Tasks to perform
1. Reproduce word for word the part of the article on adviser compliance that opens with the words containing "Although the larger" and closes with "or Federal—and When?".
2. Answer these questions from the article on adviser compliance.
(a) In what town and state is MarketCounsel located?
(b) What range of assets under management defines a "mid-sized adviser" in the SEC proposal?
(c) In which three states will mid-sized advisers remain registered with the SEC?

Quoted passage
━━━━━━━━━━━━━━━━

Staying compliant with ever-evolving regulations in the financial planning field can seem overwhelming. Not only are advisers told to stay vigilant on the bigger issues that could transform their profession, many wonder whether they are even keeping up with compliance changes requiring immediate action on their part.
“In the past, we could easily put together a Top 5 or Top 10 list of what advisers are asking when it comes to compliance,” says Brian Hamburger, J.D., CRCP, AIFA®, founder and managing director of MarketCounsel in Englewood, New Jersey. “But with myriad news coming out regarding new regulations and laws, advisers are feeling bounced around all over the place.”
Although the larger issues highlighted in the Dodd-Frank Wall Street Reform and Consumer Protection Act, such as fiduciary standards and investment adviser oversight, are discussed, this article focuses on the practical aspects of compliance requiring consideration and action today, depending on one’s professional circumstances. And it concludes with a summary of proposals to keep an eye on as we move into 2012 and the profession continues to develop in the wake of the financial crisis.
State Regulation or Federal—and When?
The Securities and Exchange Commission (SEC) proposed a rule1 late last year that seeks to shift oversight of “mid-sized advisers”—those having between $25 million and $100 million in assets under management (AUM)—from the SEC to state securities authorities. Advisers falling under the $100 million threshold will need to withdraw registration with the SEC and register with one or more states, based on individual state laws. Reprogramming within the Investment Adviser Registration Depository system, which will handle transition filings, is expected to take through the end of the year.
The SEC clarified timing of the transition, which it estimates will affect 3,200 of the 11,500 advisers registered with them, in amendments adopted during an Open Meeting on June 22. The SEC announced: “Advisers registered with the Commission will have to declare that they are permitted to remain registered in a filing in the first quarter of 2012, and those no longer eligible for Commission registration will have until June 28, 2012, to complete the switch to state registration.”2
Mid-sized advisers in New York, Minnesota, and Wyoming, however, will remain registered with the SEC. Those states do not meet Dodd-Frank requirements for regular adviser exams.

━━━━━━━━━━━━━━━━

Stored data
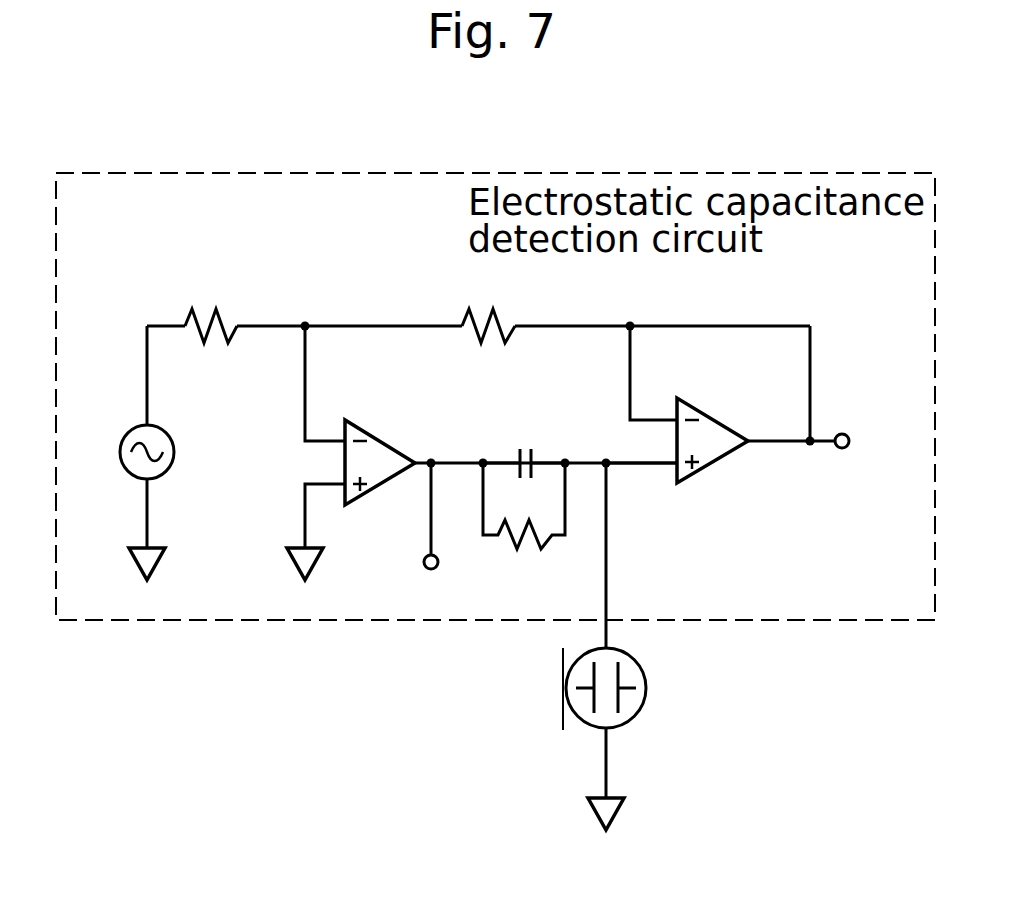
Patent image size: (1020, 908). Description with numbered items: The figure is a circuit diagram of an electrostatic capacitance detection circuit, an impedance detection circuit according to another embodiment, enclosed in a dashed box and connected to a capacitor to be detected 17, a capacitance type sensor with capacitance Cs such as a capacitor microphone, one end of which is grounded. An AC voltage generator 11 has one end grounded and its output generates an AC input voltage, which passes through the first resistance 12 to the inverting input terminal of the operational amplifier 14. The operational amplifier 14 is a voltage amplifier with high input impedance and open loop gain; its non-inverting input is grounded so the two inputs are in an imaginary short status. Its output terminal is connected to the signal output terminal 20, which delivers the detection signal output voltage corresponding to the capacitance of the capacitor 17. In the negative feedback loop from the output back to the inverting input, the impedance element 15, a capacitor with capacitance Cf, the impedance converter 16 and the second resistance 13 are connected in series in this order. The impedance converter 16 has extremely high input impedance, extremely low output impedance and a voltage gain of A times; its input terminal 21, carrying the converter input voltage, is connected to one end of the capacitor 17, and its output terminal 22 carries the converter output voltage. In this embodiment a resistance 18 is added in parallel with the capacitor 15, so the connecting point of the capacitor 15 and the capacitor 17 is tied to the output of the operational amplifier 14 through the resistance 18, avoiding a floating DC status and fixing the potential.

The AC voltage generator 11 is at (128, 432).
The resistance (R1) 12 is at (227, 338).
The resistance (R2) 13 is at (477, 343).
The operational amplifier 14 is at (357, 418).
The impedance element 15 is at (537, 447).
The impedance converter 16 is at (703, 410).
The capacitor to be detected 17 is at (647, 670).
The resistance 18 is at (521, 548).
The signal output terminal 20 is at (423, 560).
The input terminal 21 is at (653, 466).
The output terminal 22 is at (847, 436).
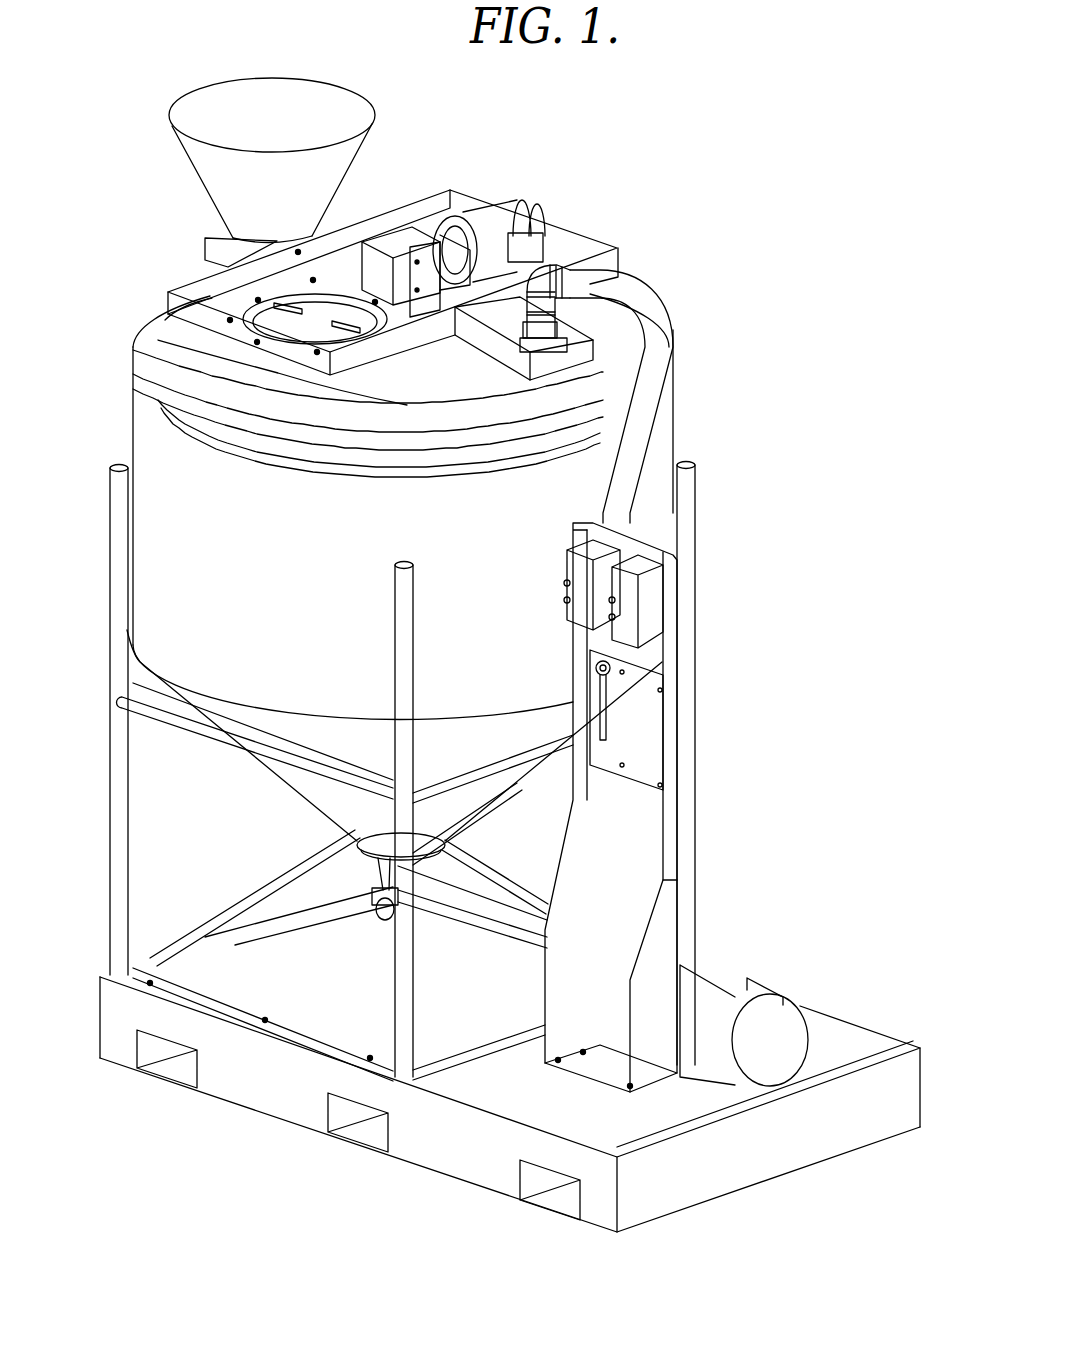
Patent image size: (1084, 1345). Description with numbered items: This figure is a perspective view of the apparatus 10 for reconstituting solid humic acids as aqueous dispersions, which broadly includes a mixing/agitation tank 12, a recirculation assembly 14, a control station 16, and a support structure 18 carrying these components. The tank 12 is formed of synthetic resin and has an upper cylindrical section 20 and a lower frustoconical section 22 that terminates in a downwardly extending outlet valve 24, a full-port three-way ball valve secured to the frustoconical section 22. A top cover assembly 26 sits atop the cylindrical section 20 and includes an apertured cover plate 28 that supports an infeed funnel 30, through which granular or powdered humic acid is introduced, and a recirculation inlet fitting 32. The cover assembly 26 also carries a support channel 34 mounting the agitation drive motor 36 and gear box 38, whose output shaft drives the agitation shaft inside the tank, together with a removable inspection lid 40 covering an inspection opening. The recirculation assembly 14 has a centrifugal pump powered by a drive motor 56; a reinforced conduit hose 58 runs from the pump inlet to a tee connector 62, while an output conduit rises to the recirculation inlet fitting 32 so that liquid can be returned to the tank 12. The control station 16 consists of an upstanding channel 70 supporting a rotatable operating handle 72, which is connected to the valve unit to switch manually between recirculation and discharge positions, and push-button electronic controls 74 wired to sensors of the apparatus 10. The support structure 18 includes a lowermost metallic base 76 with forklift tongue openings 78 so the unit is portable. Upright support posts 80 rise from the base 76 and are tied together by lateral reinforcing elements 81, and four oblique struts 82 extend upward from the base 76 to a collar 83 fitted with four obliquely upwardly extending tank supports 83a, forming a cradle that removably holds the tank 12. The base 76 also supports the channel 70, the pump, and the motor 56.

The apparatus 10 is at (735, 200).
The mixing/agitation tank 12 is at (700, 406).
The recirculation assembly 14 is at (768, 875).
The control station 16 is at (688, 794).
The support structure 18 is at (852, 1002).
The upper cylindrical section 20 is at (143, 452).
The lower frustoconical section 22 is at (316, 789).
The outlet valve 24 is at (425, 875).
The top cover assembly 26 is at (598, 184).
The apertured cover plate 28 is at (168, 307).
The infeed funnel 30 is at (235, 97).
The recirculation inlet fitting 32 is at (560, 266).
The support channel 34 is at (413, 328).
The agitation drive motor 36 is at (478, 222).
The gear box 38 is at (403, 236).
The removable inspection lid 40 is at (322, 305).
The drive motor 56 is at (715, 976).
The conduit hose 58 is at (512, 960).
The tee connector 62 is at (390, 922).
The upstanding channel 70 is at (673, 664).
The rotatable operating handle 72 is at (596, 720).
The push-button electronic controls 74 is at (620, 583).
The metallic base 76 is at (737, 1178).
The forklift tongue openings 78 is at (162, 1080).
The upright support posts 80 is at (690, 502).
The lateral reinforcing elements 81 is at (190, 725).
The oblique struts 82 is at (242, 903).
The collar 83 is at (363, 852).
The tank supports 83a is at (207, 712).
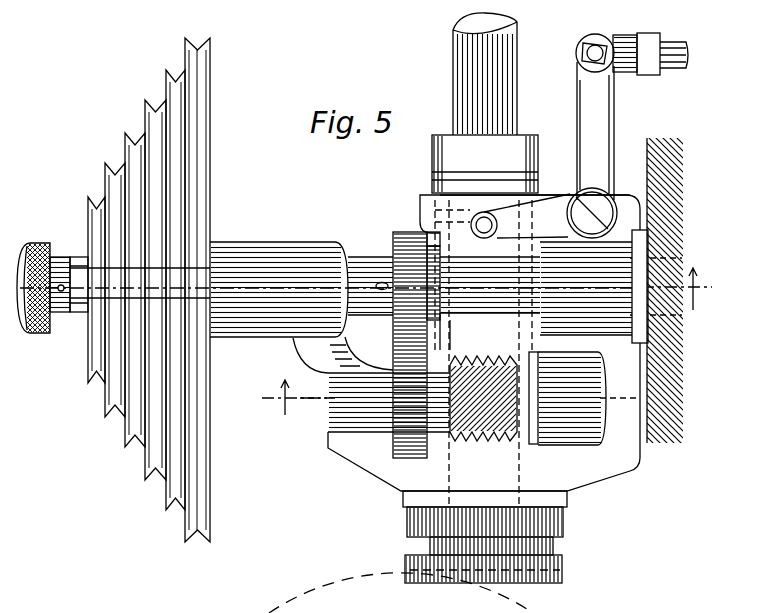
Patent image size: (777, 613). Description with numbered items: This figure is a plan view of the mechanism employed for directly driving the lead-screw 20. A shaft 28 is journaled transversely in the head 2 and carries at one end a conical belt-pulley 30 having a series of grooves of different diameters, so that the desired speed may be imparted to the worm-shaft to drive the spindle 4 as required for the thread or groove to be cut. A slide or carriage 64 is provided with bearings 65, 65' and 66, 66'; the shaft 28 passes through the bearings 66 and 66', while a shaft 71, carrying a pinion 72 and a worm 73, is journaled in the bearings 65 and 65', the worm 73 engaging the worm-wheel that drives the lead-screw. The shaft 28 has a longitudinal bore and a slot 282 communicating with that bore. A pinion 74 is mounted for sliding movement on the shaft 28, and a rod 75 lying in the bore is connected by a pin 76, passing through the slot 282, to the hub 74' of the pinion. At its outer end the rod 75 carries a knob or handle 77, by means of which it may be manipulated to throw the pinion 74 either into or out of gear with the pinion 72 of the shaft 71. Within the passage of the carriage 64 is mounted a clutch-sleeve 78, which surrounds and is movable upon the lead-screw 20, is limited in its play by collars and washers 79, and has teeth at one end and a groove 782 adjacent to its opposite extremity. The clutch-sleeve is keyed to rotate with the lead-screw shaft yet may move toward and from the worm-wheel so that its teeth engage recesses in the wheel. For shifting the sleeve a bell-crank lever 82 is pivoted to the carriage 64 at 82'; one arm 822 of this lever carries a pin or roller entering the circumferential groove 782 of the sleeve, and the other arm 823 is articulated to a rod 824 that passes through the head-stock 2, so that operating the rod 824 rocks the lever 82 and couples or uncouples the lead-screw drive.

The head 2 is at (655, 182).
The spindle 4 is at (483, 341).
The lead-screw 20 is at (517, 65).
The shaft 28 is at (355, 258).
The slot 282 is at (381, 282).
The conical belt-pulley 30 is at (197, 163).
The slide or carriage 64 is at (484, 389).
The bearing 65 is at (367, 403).
The bearing 65' is at (567, 398).
The bearing 66 is at (279, 277).
The bearing 66' is at (594, 286).
The shaft 71 is at (320, 386).
The pinion 72 is at (405, 458).
The worm 73 is at (483, 418).
The pinion 74 is at (483, 283).
The hub 74' is at (467, 334).
The rod 75 is at (107, 298).
The pin 76 is at (433, 237).
The knob or handle 77 is at (43, 240).
The clutch-sleeve 78 is at (532, 192).
The groove 782 is at (462, 218).
The collars and washers 79 is at (490, 190).
The bell-crank lever 82 is at (617, 117).
The pivot 82' is at (592, 198).
The arm 822 is at (568, 222).
The arm 823 is at (592, 97).
The rod 824 is at (684, 45).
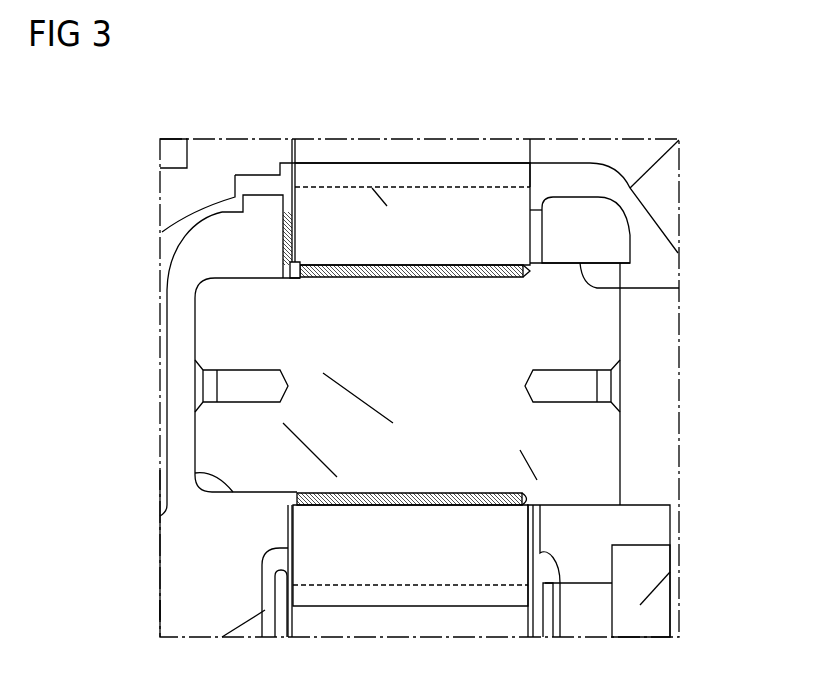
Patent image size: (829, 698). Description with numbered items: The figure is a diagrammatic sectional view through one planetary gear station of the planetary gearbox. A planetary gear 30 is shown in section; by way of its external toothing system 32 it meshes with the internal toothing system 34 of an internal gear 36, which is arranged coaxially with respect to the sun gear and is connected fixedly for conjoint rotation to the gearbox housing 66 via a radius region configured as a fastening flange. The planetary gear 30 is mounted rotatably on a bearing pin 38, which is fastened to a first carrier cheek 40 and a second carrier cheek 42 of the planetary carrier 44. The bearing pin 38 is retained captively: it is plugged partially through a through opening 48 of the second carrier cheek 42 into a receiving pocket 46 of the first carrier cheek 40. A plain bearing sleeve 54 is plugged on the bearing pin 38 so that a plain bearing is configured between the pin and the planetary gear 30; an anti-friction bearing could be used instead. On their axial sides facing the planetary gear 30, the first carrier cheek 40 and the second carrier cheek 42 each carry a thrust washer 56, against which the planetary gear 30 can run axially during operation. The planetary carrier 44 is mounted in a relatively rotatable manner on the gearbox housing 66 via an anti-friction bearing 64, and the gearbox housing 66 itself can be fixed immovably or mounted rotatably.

The planetary gear 30 is at (313, 207).
The external toothing system 32 is at (435, 182).
The internal toothing system 34 is at (412, 130).
The internal gear 36 is at (357, 153).
The bearing pin 38 is at (600, 443).
The first carrier cheek 40 is at (183, 552).
The second carrier cheek 42 is at (650, 512).
The planetary carrier 44 is at (188, 592).
The receiving pocket 46 is at (193, 476).
The through opening 48 is at (680, 288).
The plain bearing sleeve 54 is at (376, 504).
The thrust washer 56 is at (262, 637).
The anti-friction bearing 64 is at (612, 580).
The gearbox housing 66 is at (212, 139).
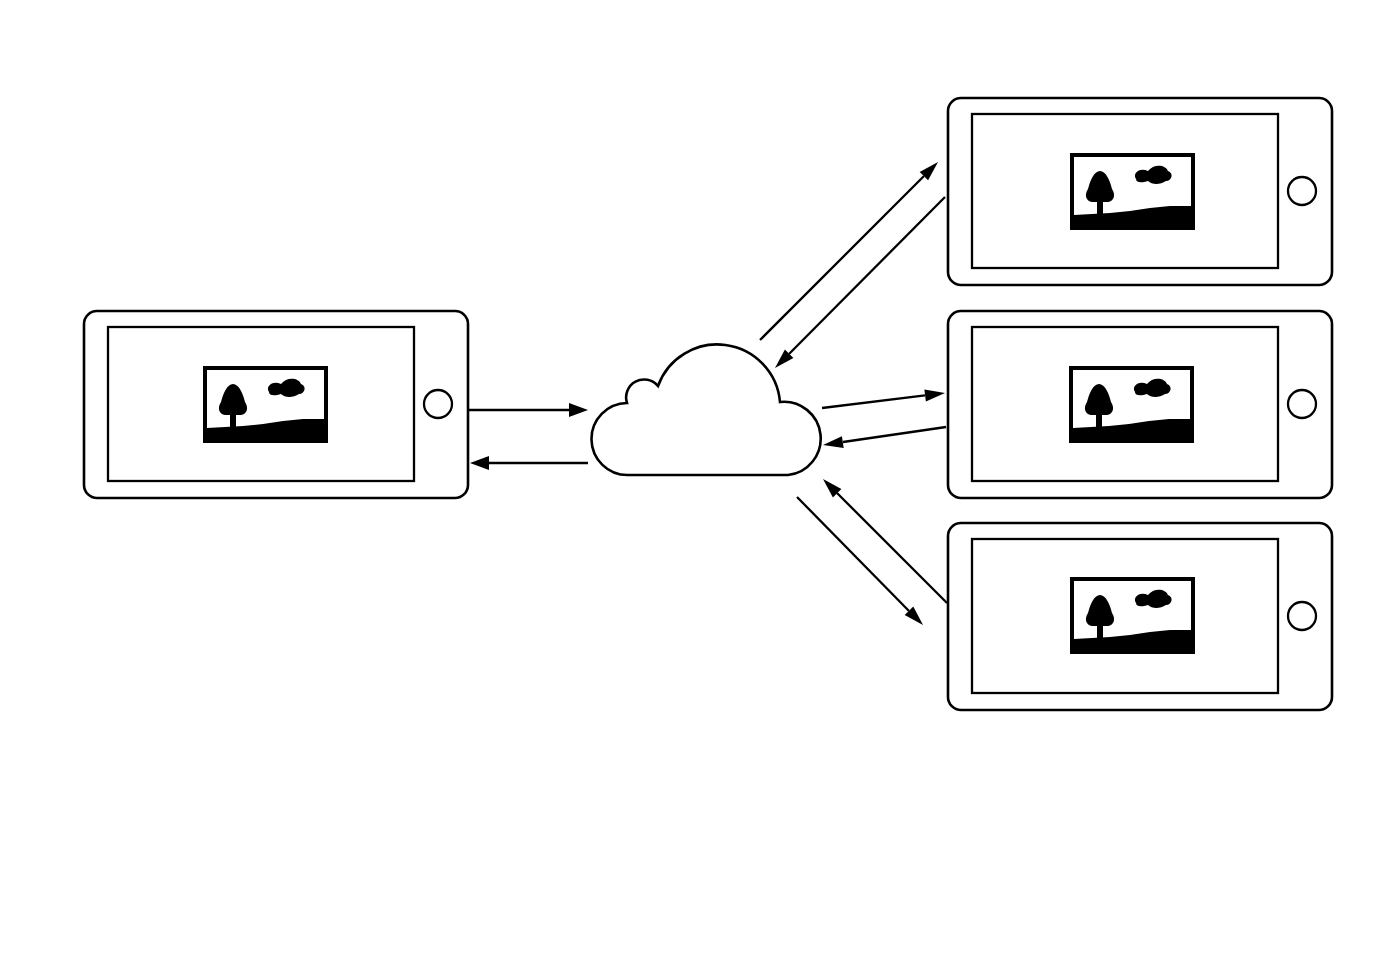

━━━━━━━━━━━━━━━━

Solutions below
1.
Although the larger issues highlighted in the Dodd-Frank Wall Street Reform and Consumer Protection Act, such as fiduciary standards and investment adviser oversight, are discussed, this article focuses on the practical aspects of compliance requiring consideration and action today, depending on one’s professional circumstances. And it concludes with a summary of proposals to keep an eye on as we move into 2012 and the profession continues to develop in the wake of the financial crisis.
State Regulation or Federal—and When?

2.
(a) Englewood, New Jersey.
(b) Between $25 million and $100 million.
(c) New York, Minnesota, and Wyoming.